● **Request**:
Select from the records below every line that has the word "save" in it.

● **Supplied data**:
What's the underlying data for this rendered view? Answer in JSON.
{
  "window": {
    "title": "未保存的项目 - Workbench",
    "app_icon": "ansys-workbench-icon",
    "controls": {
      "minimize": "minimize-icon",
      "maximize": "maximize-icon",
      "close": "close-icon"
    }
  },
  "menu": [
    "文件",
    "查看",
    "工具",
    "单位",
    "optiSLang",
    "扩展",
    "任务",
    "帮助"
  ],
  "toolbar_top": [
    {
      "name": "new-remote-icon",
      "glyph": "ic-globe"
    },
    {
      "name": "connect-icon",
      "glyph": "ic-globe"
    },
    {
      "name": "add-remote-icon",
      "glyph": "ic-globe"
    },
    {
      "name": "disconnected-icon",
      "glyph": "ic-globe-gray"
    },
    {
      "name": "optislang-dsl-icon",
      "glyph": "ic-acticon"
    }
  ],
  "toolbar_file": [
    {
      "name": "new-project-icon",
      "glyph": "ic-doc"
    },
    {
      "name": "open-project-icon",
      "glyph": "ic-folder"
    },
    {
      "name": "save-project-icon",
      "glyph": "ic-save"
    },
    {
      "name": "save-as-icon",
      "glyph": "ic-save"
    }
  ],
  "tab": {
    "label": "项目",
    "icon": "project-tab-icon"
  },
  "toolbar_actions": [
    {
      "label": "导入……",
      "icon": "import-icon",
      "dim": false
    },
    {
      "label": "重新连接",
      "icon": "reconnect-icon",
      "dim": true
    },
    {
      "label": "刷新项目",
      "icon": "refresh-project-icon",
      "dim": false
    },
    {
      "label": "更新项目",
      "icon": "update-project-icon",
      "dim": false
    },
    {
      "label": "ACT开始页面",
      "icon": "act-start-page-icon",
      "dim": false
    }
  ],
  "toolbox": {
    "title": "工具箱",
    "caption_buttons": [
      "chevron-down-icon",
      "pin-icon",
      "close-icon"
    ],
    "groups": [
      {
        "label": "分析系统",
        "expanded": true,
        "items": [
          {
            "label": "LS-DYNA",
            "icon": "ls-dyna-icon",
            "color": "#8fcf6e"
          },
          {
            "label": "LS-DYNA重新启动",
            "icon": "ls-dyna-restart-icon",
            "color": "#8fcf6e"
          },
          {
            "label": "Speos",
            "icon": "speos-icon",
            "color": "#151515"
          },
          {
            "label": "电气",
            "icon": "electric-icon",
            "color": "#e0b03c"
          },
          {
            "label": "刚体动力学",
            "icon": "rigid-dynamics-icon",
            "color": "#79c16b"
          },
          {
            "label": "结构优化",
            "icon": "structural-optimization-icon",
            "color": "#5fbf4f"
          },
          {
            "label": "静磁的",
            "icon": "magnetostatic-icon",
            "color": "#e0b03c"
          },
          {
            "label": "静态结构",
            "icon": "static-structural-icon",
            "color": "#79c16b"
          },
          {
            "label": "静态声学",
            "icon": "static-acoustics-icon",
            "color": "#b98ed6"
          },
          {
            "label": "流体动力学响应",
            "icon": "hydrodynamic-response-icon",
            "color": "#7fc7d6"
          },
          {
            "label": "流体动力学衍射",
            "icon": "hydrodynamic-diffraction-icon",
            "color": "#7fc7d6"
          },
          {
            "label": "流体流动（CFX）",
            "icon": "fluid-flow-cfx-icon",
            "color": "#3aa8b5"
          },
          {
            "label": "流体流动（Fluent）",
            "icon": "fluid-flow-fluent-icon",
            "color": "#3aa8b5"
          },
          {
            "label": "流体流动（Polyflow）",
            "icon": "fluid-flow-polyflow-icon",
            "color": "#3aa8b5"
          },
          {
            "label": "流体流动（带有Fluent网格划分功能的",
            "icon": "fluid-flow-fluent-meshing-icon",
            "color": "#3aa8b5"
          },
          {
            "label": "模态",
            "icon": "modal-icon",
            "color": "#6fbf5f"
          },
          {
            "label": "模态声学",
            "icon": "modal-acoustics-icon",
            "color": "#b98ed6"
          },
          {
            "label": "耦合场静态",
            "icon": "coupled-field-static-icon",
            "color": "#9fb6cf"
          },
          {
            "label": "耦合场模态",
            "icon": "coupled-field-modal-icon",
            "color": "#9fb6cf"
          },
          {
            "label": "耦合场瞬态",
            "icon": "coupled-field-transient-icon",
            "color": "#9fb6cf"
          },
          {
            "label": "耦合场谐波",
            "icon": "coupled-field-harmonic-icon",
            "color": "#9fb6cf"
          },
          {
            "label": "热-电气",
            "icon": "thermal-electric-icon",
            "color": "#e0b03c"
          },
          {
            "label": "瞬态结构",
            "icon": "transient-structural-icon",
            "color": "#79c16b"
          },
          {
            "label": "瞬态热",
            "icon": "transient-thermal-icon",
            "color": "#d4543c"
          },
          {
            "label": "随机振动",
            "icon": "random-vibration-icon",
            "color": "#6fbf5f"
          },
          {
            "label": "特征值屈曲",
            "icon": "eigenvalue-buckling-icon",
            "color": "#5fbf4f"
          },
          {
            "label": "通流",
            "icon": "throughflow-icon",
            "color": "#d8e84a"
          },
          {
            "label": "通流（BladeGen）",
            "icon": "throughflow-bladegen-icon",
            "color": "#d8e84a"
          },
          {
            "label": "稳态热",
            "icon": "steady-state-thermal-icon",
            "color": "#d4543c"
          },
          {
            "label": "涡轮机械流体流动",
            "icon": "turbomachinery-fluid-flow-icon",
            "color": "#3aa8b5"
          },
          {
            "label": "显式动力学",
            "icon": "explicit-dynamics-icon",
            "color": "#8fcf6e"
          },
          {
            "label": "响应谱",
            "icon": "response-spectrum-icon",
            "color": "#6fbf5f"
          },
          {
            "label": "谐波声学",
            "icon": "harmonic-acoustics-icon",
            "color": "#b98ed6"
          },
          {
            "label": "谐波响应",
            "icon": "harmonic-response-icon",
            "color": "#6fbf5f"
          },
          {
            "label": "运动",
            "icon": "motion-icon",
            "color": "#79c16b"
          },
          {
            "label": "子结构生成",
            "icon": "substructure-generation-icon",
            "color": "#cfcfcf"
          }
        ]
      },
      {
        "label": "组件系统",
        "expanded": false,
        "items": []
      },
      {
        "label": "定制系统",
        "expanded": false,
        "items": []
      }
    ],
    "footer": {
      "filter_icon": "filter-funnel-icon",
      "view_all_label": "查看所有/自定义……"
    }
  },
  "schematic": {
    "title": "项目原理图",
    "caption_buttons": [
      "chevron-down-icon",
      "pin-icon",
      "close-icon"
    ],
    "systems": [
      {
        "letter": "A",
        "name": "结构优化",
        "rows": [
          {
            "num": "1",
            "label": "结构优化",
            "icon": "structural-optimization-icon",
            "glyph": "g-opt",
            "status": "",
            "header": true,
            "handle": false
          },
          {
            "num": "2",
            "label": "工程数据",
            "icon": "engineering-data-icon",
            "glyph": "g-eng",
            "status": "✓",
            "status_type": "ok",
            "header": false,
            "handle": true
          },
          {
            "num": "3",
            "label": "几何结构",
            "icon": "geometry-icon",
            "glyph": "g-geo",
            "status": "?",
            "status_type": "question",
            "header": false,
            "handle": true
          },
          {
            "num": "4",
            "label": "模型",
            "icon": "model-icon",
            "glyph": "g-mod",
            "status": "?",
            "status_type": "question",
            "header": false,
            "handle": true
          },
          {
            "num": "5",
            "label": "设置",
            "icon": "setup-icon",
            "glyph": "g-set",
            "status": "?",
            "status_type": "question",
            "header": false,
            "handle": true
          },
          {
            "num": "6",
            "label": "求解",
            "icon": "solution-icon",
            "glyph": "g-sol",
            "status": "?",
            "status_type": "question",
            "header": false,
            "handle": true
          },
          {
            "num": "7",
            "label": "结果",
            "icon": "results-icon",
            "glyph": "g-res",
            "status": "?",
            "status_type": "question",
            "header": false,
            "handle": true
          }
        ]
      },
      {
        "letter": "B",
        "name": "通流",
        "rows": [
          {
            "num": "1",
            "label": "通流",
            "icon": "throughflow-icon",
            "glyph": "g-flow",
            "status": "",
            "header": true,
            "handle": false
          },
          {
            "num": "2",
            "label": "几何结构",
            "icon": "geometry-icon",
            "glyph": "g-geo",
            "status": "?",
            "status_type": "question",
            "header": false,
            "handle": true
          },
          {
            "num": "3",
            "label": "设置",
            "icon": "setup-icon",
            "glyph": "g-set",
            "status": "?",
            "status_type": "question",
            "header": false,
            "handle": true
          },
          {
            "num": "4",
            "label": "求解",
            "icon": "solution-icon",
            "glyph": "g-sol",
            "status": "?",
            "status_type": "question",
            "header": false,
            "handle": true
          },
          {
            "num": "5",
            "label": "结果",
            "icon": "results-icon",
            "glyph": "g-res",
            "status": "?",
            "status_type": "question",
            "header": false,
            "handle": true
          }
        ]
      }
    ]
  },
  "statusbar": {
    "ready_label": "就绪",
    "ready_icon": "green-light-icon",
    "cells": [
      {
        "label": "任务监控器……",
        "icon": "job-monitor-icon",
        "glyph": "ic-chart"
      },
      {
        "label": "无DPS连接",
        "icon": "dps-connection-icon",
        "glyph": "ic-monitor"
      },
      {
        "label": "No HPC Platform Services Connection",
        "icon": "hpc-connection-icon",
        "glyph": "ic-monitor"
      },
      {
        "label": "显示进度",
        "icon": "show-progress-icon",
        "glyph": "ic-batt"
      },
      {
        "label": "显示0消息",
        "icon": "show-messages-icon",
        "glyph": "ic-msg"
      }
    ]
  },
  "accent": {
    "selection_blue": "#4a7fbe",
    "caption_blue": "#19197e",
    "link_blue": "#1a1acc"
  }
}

● **Exercise result**:
      "name": "save-project-icon",
      "glyph": "ic-save"
      "name": "save-as-icon",
      "glyph": "ic-save"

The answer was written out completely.